**THE TASK:**
In the records between the lines holding "Localize each UI" and "user-profile-icon xyxy=(1208,28,1242,62)", inclusive, substitute "book-heading" for "book-title" and write those lines out again with nothing else changed.

**RECORDS SUPPLIED:**
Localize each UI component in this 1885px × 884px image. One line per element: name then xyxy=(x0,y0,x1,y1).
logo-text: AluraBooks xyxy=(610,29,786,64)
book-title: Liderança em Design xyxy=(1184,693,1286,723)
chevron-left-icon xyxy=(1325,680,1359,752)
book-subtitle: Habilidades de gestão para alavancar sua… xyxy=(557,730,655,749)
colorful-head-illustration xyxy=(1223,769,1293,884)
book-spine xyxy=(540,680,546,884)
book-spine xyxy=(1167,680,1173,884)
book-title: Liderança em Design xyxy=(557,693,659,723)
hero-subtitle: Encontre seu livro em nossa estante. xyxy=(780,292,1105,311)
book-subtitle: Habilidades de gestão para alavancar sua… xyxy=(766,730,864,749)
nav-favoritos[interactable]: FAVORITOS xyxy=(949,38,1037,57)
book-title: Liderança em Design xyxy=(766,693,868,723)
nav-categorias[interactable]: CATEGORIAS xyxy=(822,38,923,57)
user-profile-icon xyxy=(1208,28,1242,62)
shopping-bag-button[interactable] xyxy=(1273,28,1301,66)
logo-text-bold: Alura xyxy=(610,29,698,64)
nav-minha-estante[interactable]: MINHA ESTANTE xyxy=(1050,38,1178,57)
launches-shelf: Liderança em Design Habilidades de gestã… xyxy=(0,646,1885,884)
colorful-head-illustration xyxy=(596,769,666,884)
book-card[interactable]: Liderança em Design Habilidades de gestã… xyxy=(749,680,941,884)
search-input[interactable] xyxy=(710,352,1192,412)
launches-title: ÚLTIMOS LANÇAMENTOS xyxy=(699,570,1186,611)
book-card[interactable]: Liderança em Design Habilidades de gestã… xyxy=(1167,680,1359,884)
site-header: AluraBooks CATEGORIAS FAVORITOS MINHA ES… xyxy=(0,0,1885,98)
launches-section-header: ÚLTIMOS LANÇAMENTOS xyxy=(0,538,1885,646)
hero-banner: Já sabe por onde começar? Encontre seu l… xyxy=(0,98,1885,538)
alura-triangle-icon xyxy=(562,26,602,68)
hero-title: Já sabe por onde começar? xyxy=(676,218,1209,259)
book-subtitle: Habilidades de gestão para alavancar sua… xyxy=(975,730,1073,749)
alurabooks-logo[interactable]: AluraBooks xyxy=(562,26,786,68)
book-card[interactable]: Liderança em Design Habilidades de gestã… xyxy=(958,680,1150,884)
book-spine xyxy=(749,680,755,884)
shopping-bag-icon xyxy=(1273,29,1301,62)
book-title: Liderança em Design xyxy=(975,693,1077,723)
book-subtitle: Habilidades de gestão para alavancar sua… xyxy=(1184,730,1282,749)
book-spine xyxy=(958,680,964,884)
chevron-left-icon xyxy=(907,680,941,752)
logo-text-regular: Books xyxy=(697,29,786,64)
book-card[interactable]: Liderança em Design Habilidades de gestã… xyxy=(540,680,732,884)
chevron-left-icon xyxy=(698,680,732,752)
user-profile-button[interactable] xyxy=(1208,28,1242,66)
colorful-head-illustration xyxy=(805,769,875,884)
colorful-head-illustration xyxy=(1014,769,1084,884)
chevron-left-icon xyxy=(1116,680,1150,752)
...
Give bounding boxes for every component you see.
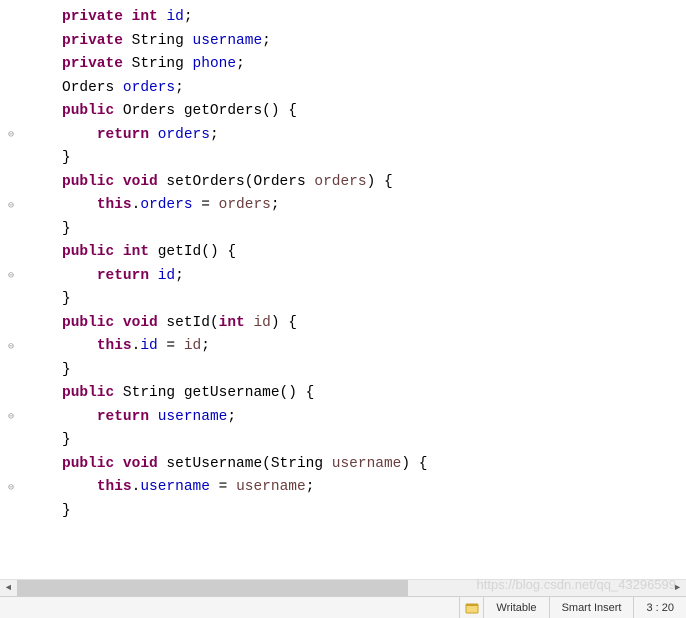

**WORKED SOLUTION:**
Localize each UI component in this 1885px × 884px image. One line per element: name then xyxy=(x0,y0,x1,y1).
logo-text: AluraBooks xyxy=(610,29,786,64)
book-heading: Liderança em Design xyxy=(1184,693,1286,723)
chevron-left-icon xyxy=(1325,680,1359,752)
book-subtitle: Habilidades de gestão para alavancar sua… xyxy=(557,730,655,749)
colorful-head-illustration xyxy=(1223,769,1293,884)
book-spine xyxy=(540,680,546,884)
book-spine xyxy=(1167,680,1173,884)
book-heading: Liderança em Design xyxy=(557,693,659,723)
hero-subtitle: Encontre seu livro em nossa estante. xyxy=(780,292,1105,311)
book-subtitle: Habilidades de gestão para alavancar sua… xyxy=(766,730,864,749)
nav-favoritos[interactable]: FAVORITOS xyxy=(949,38,1037,57)
book-heading: Liderança em Design xyxy=(766,693,868,723)
nav-categorias[interactable]: CATEGORIAS xyxy=(822,38,923,57)
user-profile-icon xyxy=(1208,28,1242,62)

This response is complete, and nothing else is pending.